Tally the lines in the records underneath that contain the string "иные", and state the figure by itself.
## start
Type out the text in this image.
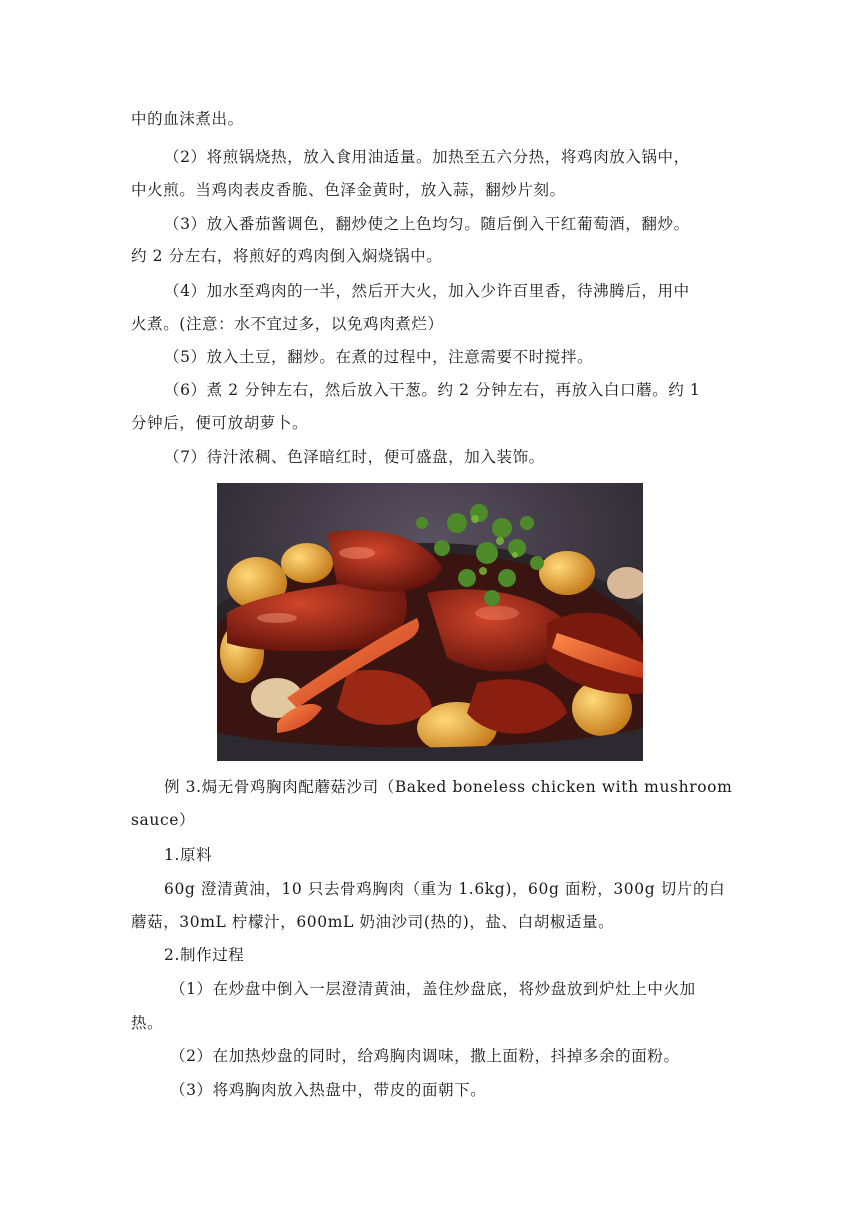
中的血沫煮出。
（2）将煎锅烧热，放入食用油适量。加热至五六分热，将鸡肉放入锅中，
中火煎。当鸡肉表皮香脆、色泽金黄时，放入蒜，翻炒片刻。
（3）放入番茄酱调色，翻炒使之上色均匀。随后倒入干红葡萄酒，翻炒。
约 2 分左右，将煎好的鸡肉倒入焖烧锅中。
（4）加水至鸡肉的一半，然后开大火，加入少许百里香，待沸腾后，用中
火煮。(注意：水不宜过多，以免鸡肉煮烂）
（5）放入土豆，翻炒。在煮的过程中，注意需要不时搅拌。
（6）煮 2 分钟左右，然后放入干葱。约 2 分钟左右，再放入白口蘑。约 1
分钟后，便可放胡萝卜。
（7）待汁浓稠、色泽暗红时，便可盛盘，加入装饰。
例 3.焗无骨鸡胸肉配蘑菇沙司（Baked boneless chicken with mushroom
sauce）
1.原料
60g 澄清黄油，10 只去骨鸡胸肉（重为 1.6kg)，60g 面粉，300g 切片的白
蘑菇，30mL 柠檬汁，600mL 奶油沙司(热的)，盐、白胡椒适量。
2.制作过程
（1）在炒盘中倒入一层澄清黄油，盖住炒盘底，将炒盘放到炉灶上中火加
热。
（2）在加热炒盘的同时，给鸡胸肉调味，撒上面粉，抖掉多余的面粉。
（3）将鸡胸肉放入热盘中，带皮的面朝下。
## end
## start
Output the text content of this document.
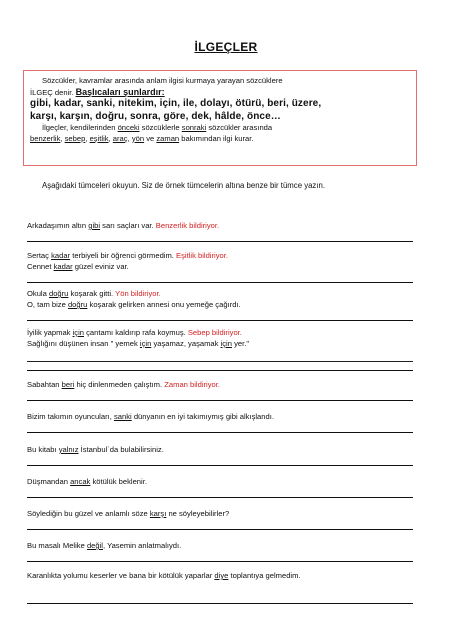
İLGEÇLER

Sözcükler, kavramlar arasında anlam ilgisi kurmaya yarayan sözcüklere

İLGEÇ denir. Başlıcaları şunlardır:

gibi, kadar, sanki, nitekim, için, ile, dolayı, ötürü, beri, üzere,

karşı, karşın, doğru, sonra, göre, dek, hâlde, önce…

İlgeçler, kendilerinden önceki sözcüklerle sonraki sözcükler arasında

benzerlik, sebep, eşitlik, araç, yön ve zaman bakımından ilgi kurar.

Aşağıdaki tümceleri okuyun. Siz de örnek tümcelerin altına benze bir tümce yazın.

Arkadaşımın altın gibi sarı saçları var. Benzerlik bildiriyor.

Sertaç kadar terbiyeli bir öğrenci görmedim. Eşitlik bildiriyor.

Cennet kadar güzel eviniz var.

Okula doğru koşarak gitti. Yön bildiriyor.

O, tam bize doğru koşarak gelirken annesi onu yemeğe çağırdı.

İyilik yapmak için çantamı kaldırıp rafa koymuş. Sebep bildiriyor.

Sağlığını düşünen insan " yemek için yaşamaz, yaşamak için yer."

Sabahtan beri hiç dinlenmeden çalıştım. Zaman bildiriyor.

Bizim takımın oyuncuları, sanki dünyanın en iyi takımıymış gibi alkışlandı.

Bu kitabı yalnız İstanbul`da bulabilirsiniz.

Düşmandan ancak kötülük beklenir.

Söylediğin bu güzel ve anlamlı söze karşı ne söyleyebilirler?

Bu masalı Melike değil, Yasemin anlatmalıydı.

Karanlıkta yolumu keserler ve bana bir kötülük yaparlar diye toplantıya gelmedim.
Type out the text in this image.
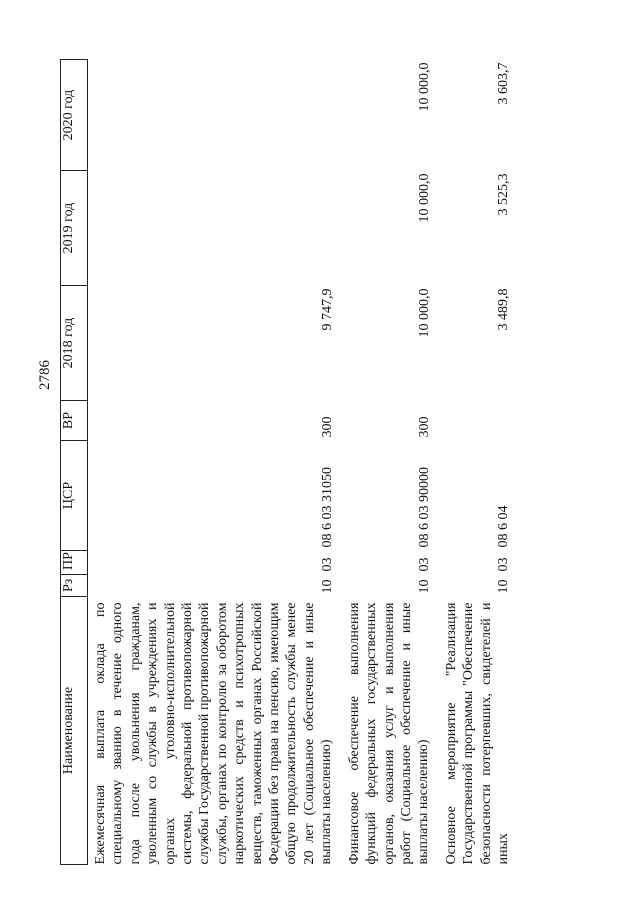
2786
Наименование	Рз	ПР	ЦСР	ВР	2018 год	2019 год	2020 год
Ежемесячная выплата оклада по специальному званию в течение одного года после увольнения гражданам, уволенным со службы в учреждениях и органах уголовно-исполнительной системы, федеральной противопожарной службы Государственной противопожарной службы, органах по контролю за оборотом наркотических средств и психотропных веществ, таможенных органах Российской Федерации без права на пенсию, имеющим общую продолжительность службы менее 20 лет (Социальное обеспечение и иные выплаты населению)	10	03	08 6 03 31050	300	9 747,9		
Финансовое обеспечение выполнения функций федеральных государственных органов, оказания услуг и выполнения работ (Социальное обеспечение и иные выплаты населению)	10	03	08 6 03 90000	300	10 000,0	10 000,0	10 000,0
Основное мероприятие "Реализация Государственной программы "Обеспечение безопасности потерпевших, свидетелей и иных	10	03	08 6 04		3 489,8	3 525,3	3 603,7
## end
Result of this task: 2